Start Material shown

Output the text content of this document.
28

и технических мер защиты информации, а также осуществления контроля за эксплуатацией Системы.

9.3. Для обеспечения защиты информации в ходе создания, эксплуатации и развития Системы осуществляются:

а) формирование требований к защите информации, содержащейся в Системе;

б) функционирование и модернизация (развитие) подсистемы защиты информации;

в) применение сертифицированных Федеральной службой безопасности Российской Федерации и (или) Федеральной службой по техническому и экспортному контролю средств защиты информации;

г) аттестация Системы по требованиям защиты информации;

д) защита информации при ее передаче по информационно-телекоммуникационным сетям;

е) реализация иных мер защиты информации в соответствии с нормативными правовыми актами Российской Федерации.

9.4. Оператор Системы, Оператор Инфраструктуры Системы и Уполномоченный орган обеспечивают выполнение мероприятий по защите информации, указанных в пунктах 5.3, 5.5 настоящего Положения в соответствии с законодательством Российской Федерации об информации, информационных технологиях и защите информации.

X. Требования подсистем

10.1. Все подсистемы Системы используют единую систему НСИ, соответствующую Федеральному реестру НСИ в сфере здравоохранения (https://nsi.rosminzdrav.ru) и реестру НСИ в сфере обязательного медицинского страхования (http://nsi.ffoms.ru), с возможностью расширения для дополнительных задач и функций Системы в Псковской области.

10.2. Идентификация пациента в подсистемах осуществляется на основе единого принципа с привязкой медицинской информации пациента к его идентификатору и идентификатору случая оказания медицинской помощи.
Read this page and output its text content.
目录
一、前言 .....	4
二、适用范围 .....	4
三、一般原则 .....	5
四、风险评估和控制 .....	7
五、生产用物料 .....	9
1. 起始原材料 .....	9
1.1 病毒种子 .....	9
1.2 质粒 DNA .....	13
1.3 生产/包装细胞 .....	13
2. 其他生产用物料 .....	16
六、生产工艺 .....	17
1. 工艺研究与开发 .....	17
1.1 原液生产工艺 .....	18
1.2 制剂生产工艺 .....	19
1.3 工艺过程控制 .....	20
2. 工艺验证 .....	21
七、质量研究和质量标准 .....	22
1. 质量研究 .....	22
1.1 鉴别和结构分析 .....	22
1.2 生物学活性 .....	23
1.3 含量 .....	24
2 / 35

End Material shown

Given task:
Output the listing above exactly as it appears.

Answer to this problem:
Output the text content of this document.
28

и технических мер защиты информации, а также осуществления контроля за эксплуатацией Системы.

9.3. Для обеспечения защиты информации в ходе создания, эксплуатации и развития Системы осуществляются:

а) формирование требований к защите информации, содержащейся в Системе;

б) функционирование и модернизация (развитие) подсистемы защиты информации;

в) применение сертифицированных Федеральной службой безопасности Российской Федерации и (или) Федеральной службой по техническому и экспортному контролю средств защиты информации;

г) аттестация Системы по требованиям защиты информации;

д) защита информации при ее передаче по информационно-телекоммуникационным сетям;

е) реализация иных мер защиты информации в соответствии с нормативными правовыми актами Российской Федерации.

9.4. Оператор Системы, Оператор Инфраструктуры Системы и Уполномоченный орган обеспечивают выполнение мероприятий по защите информации, указанных в пунктах 5.3, 5.5 настоящего Положения в соответствии с законодательством Российской Федерации об информации, информационных технологиях и защите информации.

X. Требования подсистем

10.1. Все подсистемы Системы используют единую систему НСИ, соответствующую Федеральному реестру НСИ в сфере здравоохранения (https://nsi.rosminzdrav.ru) и реестру НСИ в сфере обязательного медицинского страхования (http://nsi.ffoms.ru), с возможностью расширения для дополнительных задач и функций Системы в Псковской области.

10.2. Идентификация пациента в подсистемах осуществляется на основе единого принципа с привязкой медицинской информации пациента к его идентификатору и идентификатору случая оказания медицинской помощи.
Read this page and output its text content.
目录
一、前言 .....	4
二、适用范围 .....	4
三、一般原则 .....	5
四、风险评估和控制 .....	7
五、生产用物料 .....	9
1. 起始原材料 .....	9
1.1 病毒种子 .....	9
1.2 质粒 DNA .....	13
1.3 生产/包装细胞 .....	13
2. 其他生产用物料 .....	16
六、生产工艺 .....	17
1. 工艺研究与开发 .....	17
1.1 原液生产工艺 .....	18
1.2 制剂生产工艺 .....	19
1.3 工艺过程控制 .....	20
2. 工艺验证 .....	21
七、质量研究和质量标准 .....	22
1. 质量研究 .....	22
1.1 鉴别和结构分析 .....	22
1.2 生物学活性 .....	23
1.3 含量 .....	24
2 / 35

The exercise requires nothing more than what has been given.